- _WHAT IS ASKED_
Copy the data precisely, character for character, and leave out every picture.

- _DATA LINES_
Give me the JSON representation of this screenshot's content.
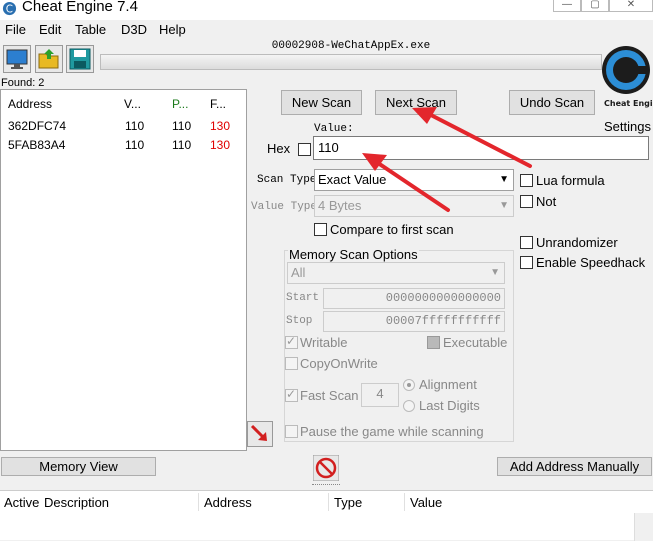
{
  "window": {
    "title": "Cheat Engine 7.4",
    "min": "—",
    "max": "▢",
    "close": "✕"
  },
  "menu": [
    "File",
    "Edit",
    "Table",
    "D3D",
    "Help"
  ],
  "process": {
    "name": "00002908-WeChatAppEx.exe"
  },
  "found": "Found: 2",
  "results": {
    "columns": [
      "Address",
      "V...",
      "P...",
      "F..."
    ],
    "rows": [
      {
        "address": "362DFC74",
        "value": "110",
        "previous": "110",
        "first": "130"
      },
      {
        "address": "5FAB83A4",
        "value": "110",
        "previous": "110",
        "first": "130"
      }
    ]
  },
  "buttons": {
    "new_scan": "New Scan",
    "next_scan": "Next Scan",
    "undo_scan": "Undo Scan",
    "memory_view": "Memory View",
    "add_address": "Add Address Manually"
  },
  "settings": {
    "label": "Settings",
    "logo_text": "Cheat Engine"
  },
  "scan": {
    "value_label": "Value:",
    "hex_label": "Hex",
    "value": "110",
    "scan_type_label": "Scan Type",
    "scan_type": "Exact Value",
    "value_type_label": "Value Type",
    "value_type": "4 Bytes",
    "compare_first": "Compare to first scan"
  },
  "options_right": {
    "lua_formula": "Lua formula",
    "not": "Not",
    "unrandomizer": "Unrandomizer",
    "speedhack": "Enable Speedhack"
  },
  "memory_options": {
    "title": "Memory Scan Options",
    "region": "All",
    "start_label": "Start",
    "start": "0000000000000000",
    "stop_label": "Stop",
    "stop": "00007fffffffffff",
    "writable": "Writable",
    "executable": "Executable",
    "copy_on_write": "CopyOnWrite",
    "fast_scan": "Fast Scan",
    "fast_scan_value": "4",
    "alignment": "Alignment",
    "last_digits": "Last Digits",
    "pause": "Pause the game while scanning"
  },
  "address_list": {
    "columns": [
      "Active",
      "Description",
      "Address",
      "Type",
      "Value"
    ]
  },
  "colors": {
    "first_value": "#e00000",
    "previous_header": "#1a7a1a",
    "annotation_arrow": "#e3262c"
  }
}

- _RESPONSE FOR THIS EXERCISE_
Give me the JSON representation of this screenshot's content.
{
  "window": {
    "title": "Cheat Engine 7.4",
    "min": "—",
    "max": "▢",
    "close": "✕"
  },
  "menu": [
    "File",
    "Edit",
    "Table",
    "D3D",
    "Help"
  ],
  "process": {
    "name": "00002908-WeChatAppEx.exe"
  },
  "found": "Found: 2",
  "results": {
    "columns": [
      "Address",
      "V...",
      "P...",
      "F..."
    ],
    "rows": [
      {
        "address": "362DFC74",
        "value": "110",
        "previous": "110",
        "first": "130"
      },
      {
        "address": "5FAB83A4",
        "value": "110",
        "previous": "110",
        "first": "130"
      }
    ]
  },
  "buttons": {
    "new_scan": "New Scan",
    "next_scan": "Next Scan",
    "undo_scan": "Undo Scan",
    "memory_view": "Memory View",
    "add_address": "Add Address Manually"
  },
  "settings": {
    "label": "Settings",
    "logo_text": "Cheat Engine"
  },
  "scan": {
    "value_label": "Value:",
    "hex_label": "Hex",
    "value": "110",
    "scan_type_label": "Scan Type",
    "scan_type": "Exact Value",
    "value_type_label": "Value Type",
    "value_type": "4 Bytes",
    "compare_first": "Compare to first scan"
  },
  "options_right": {
    "lua_formula": "Lua formula",
    "not": "Not",
    "unrandomizer": "Unrandomizer",
    "speedhack": "Enable Speedhack"
  },
  "memory_options": {
    "title": "Memory Scan Options",
    "region": "All",
    "start_label": "Start",
    "start": "0000000000000000",
    "stop_label": "Stop",
    "stop": "00007fffffffffff",
    "writable": "Writable",
    "executable": "Executable",
    "copy_on_write": "CopyOnWrite",
    "fast_scan": "Fast Scan",
    "fast_scan_value": "4",
    "alignment": "Alignment",
    "last_digits": "Last Digits",
    "pause": "Pause the game while scanning"
  },
  "address_list": {
    "columns": [
      "Active",
      "Description",
      "Address",
      "Type",
      "Value"
    ]
  },
  "colors": {
    "first_value": "#e00000",
    "previous_header": "#1a7a1a",
    "annotation_arrow": "#e3262c"
  }
}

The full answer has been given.